_Exercise_.
Below are some entries. Copy each line that holds the string "Boos".
>>>
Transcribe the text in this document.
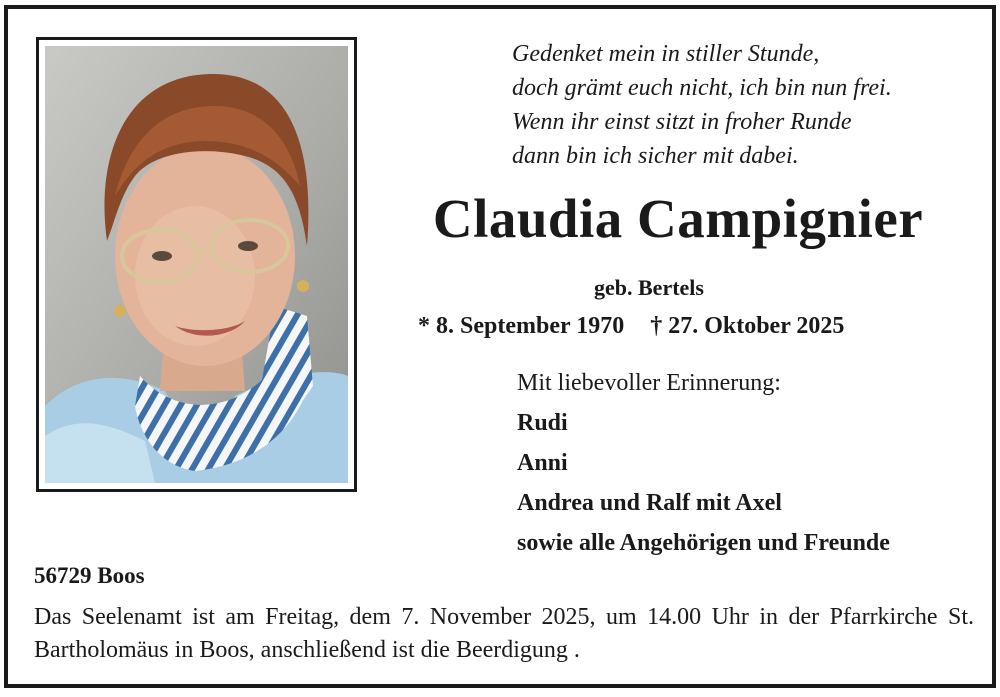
Gedenket mein in stiller Stunde,
doch grämt euch nicht, ich bin nun frei.
Wenn ihr einst sitzt in froher Runde
dann bin ich sicher mit dabei.
Claudia Campignier
geb. Bertels
* 8. September 1970 † 27. Oktober 2025
Mit liebevoller Erinnerung:
Rudi
Anni
Andrea und Ralf mit Axel
sowie alle Angehörigen und Freunde
56729 Boos
Das Seelenamt ist am Freitag, dem 7. November 2025, um 14.00 Uhr in der Pfarrkirche St. Bartholomäus in Boos, anschließend ist die Beerdigung .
<<<
_Worked solution_.
56729 Boos
Das Seelenamt ist am Freitag, dem 7. November 2025, um 14.00 Uhr in der Pfarrkirche St. Bartholomäus in Boos, anschließend ist die Beerdigung .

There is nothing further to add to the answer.